■ **GOAL OF THE EXERCISE**
Copy all the material that follows, keeping every character the same.
——————
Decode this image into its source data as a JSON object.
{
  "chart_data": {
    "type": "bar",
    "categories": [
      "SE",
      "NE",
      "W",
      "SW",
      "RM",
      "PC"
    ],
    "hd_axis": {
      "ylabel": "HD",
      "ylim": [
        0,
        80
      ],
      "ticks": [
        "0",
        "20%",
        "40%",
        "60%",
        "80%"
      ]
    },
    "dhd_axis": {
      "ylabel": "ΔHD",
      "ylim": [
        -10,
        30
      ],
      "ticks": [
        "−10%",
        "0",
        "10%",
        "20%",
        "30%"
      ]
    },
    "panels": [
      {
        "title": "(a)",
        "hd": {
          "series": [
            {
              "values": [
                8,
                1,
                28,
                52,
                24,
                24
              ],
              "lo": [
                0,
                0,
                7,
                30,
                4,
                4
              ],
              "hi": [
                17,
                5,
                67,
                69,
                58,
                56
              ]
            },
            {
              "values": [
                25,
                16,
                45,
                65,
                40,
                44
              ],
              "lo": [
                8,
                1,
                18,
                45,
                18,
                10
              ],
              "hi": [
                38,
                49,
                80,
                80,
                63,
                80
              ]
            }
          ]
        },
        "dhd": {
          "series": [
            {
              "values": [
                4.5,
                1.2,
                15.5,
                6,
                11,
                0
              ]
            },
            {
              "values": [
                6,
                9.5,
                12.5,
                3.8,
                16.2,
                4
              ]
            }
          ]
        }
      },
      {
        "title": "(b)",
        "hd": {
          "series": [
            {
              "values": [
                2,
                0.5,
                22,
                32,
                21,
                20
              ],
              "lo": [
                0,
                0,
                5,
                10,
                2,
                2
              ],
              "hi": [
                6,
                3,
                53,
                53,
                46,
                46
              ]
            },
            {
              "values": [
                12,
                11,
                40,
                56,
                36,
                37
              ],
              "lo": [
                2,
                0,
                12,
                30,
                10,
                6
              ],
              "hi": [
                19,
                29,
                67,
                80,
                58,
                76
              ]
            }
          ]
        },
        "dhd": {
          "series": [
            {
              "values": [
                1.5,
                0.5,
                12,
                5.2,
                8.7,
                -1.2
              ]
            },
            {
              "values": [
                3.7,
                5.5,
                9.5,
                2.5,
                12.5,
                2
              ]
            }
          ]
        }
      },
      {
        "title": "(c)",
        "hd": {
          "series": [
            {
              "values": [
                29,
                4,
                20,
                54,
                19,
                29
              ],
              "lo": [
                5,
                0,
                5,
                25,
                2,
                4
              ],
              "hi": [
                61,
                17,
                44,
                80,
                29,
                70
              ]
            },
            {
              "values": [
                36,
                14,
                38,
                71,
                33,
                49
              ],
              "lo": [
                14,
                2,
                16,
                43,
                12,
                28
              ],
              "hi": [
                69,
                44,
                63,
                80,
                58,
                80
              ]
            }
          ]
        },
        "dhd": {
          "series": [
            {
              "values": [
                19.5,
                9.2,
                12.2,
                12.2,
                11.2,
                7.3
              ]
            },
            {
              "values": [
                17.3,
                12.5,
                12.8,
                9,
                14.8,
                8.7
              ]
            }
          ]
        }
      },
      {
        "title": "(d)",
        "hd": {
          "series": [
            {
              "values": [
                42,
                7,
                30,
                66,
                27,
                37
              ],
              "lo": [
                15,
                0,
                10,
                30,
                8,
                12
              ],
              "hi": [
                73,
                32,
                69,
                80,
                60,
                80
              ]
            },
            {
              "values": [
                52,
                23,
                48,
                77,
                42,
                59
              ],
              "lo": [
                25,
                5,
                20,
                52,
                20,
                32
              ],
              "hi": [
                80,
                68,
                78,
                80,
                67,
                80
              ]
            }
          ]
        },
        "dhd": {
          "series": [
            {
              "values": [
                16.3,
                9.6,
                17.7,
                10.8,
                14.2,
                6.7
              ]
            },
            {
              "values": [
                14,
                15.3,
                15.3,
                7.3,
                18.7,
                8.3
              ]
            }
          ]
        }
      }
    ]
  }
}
——————
■ **RESPONSE**
Decode this image into its source data as a JSON object.
{
  "chart_data": {
    "type": "bar",
    "categories": [
      "SE",
      "NE",
      "W",
      "SW",
      "RM",
      "PC"
    ],
    "hd_axis": {
      "ylabel": "HD",
      "ylim": [
        0,
        80
      ],
      "ticks": [
        "0",
        "20%",
        "40%",
        "60%",
        "80%"
      ]
    },
    "dhd_axis": {
      "ylabel": "ΔHD",
      "ylim": [
        -10,
        30
      ],
      "ticks": [
        "−10%",
        "0",
        "10%",
        "20%",
        "30%"
      ]
    },
    "panels": [
      {
        "title": "(a)",
        "hd": {
          "series": [
            {
              "values": [
                8,
                1,
                28,
                52,
                24,
                24
              ],
              "lo": [
                0,
                0,
                7,
                30,
                4,
                4
              ],
              "hi": [
                17,
                5,
                67,
                69,
                58,
                56
              ]
            },
            {
              "values": [
                25,
                16,
                45,
                65,
                40,
                44
              ],
              "lo": [
                8,
                1,
                18,
                45,
                18,
                10
              ],
              "hi": [
                38,
                49,
                80,
                80,
                63,
                80
              ]
            }
          ]
        },
        "dhd": {
          "series": [
            {
              "values": [
                4.5,
                1.2,
                15.5,
                6,
                11,
                0
              ]
            },
            {
              "values": [
                6,
                9.5,
                12.5,
                3.8,
                16.2,
                4
              ]
            }
          ]
        }
      },
      {
        "title": "(b)",
        "hd": {
          "series": [
            {
              "values": [
                2,
                0.5,
                22,
                32,
                21,
                20
              ],
              "lo": [
                0,
                0,
                5,
                10,
                2,
                2
              ],
              "hi": [
                6,
                3,
                53,
                53,
                46,
                46
              ]
            },
            {
              "values": [
                12,
                11,
                40,
                56,
                36,
                37
              ],
              "lo": [
                2,
                0,
                12,
                30,
                10,
                6
              ],
              "hi": [
                19,
                29,
                67,
                80,
                58,
                76
              ]
            }
          ]
        },
        "dhd": {
          "series": [
            {
              "values": [
                1.5,
                0.5,
                12,
                5.2,
                8.7,
                -1.2
              ]
            },
            {
              "values": [
                3.7,
                5.5,
                9.5,
                2.5,
                12.5,
                2
              ]
            }
          ]
        }
      },
      {
        "title": "(c)",
        "hd": {
          "series": [
            {
              "values": [
                29,
                4,
                20,
                54,
                19,
                29
              ],
              "lo": [
                5,
                0,
                5,
                25,
                2,
                4
              ],
              "hi": [
                61,
                17,
                44,
                80,
                29,
                70
              ]
            },
            {
              "values": [
                36,
                14,
                38,
                71,
                33,
                49
              ],
              "lo": [
                14,
                2,
                16,
                43,
                12,
                28
              ],
              "hi": [
                69,
                44,
                63,
                80,
                58,
                80
              ]
            }
          ]
        },
        "dhd": {
          "series": [
            {
              "values": [
                19.5,
                9.2,
                12.2,
                12.2,
                11.2,
                7.3
              ]
            },
            {
              "values": [
                17.3,
                12.5,
                12.8,
                9,
                14.8,
                8.7
              ]
            }
          ]
        }
      },
      {
        "title": "(d)",
        "hd": {
          "series": [
            {
              "values": [
                42,
                7,
                30,
                66,
                27,
                37
              ],
              "lo": [
                15,
                0,
                10,
                30,
                8,
                12
              ],
              "hi": [
                73,
                32,
                69,
                80,
                60,
                80
              ]
            },
            {
              "values": [
                52,
                23,
                48,
                77,
                42,
                59
              ],
              "lo": [
                25,
                5,
                20,
                52,
                20,
                32
              ],
              "hi": [
                80,
                68,
                78,
                80,
                67,
                80
              ]
            }
          ]
        },
        "dhd": {
          "series": [
            {
              "values": [
                16.3,
                9.6,
                17.7,
                10.8,
                14.2,
                6.7
              ]
            },
            {
              "values": [
                14,
                15.3,
                15.3,
                7.3,
                18.7,
                8.3
              ]
            }
          ]
        }
      }
    ]
  }
}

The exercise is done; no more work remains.